*TASK*.
Output a single figure: the number of lines in which the word "page" appears.

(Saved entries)
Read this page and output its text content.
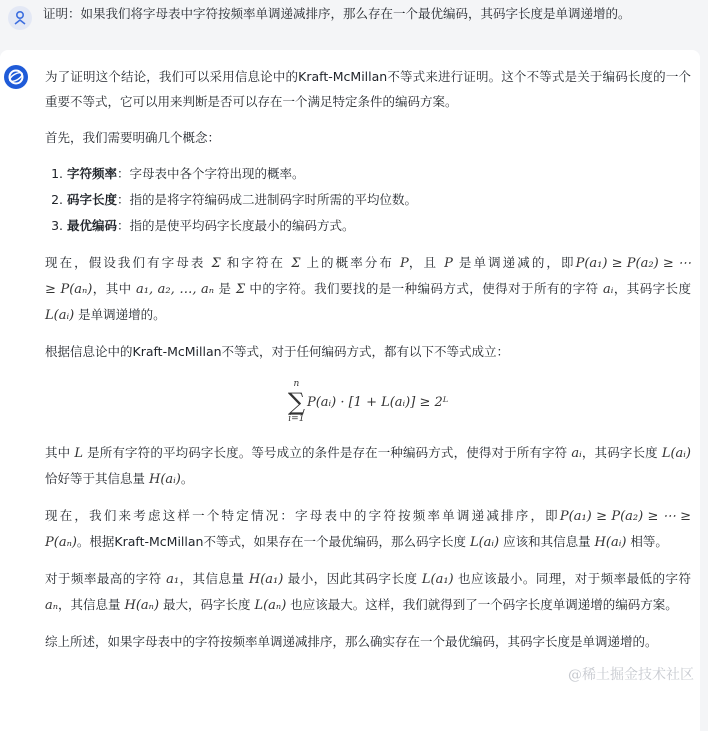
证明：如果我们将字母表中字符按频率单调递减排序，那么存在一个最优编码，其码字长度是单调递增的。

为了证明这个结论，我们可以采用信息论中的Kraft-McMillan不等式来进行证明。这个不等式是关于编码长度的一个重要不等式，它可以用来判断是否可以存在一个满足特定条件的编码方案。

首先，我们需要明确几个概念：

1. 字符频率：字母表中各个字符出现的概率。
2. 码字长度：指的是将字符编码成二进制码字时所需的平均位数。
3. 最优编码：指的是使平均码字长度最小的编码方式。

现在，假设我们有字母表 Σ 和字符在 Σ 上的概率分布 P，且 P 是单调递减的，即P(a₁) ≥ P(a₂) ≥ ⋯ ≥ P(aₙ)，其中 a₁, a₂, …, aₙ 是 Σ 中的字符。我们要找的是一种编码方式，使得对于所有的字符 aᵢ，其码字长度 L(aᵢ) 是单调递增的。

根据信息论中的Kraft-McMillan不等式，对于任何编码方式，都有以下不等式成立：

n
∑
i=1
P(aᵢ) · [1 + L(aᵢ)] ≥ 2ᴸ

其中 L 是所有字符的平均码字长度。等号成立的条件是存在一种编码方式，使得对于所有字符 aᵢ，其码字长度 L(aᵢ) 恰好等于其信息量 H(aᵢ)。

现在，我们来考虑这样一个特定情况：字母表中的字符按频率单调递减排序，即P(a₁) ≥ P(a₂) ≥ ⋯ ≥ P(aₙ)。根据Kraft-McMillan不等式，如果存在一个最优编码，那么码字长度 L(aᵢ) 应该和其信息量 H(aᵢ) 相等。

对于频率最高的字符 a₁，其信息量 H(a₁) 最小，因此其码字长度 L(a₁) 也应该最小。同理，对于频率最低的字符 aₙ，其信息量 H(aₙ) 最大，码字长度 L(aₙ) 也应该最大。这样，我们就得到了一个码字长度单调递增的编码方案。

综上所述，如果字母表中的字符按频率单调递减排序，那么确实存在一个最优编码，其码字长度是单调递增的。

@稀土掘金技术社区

==

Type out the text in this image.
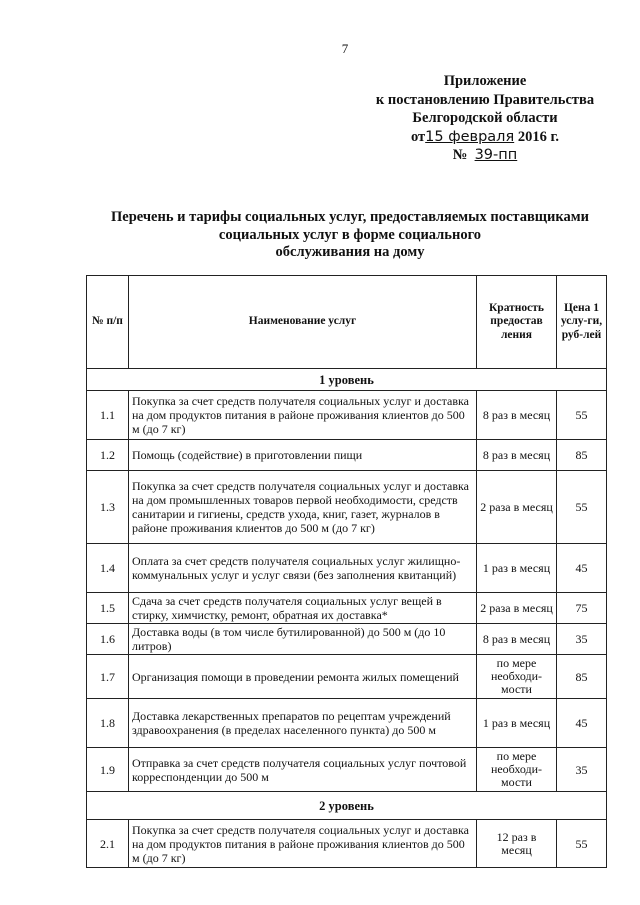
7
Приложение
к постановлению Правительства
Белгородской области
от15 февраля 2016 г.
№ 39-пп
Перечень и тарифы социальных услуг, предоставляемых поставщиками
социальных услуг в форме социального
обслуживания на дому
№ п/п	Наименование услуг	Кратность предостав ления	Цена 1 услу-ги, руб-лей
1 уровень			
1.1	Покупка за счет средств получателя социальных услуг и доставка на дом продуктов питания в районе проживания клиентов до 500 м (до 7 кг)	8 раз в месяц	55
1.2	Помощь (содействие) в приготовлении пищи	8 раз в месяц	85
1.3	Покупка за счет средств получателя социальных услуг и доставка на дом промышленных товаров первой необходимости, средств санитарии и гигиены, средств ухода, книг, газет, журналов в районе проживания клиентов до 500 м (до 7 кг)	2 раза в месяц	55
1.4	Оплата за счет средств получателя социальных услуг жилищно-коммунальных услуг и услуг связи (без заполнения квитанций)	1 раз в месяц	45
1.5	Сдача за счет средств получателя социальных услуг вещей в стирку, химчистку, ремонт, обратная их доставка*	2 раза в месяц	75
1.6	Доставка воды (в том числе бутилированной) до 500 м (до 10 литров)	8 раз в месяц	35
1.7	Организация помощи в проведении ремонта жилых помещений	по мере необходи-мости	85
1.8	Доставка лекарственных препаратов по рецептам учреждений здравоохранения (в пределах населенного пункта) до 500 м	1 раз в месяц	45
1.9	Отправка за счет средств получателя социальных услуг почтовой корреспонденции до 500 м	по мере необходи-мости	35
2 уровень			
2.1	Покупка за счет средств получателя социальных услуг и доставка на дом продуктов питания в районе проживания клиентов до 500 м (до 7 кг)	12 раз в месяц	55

...

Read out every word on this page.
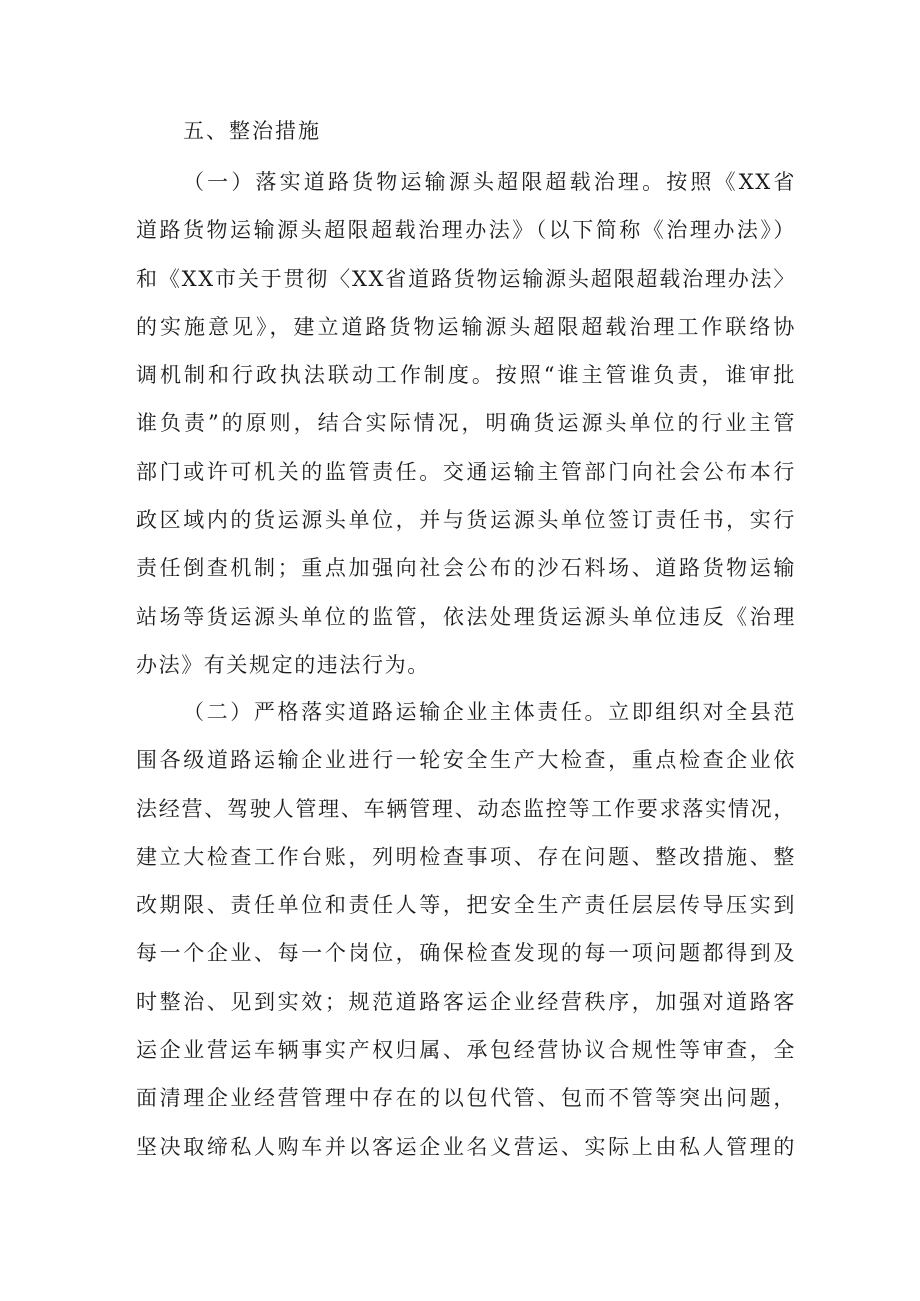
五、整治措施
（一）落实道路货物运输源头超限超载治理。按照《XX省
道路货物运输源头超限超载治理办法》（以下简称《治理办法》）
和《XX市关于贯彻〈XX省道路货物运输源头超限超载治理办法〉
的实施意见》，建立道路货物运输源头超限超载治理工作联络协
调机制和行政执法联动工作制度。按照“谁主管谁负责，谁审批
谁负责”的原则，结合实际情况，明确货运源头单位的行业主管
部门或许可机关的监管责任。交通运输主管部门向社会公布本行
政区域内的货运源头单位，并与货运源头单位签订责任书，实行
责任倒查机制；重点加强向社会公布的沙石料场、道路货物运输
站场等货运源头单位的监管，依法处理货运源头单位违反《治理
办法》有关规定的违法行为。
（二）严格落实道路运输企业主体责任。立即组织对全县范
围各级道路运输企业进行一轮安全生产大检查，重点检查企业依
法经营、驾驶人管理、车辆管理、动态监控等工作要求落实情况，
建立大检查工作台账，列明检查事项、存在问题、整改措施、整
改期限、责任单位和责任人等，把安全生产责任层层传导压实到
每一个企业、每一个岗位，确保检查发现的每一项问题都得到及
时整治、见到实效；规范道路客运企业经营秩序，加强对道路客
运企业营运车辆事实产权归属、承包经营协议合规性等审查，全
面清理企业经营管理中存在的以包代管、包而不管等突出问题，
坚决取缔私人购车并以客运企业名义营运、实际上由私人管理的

*FULL RESPONSE*.
2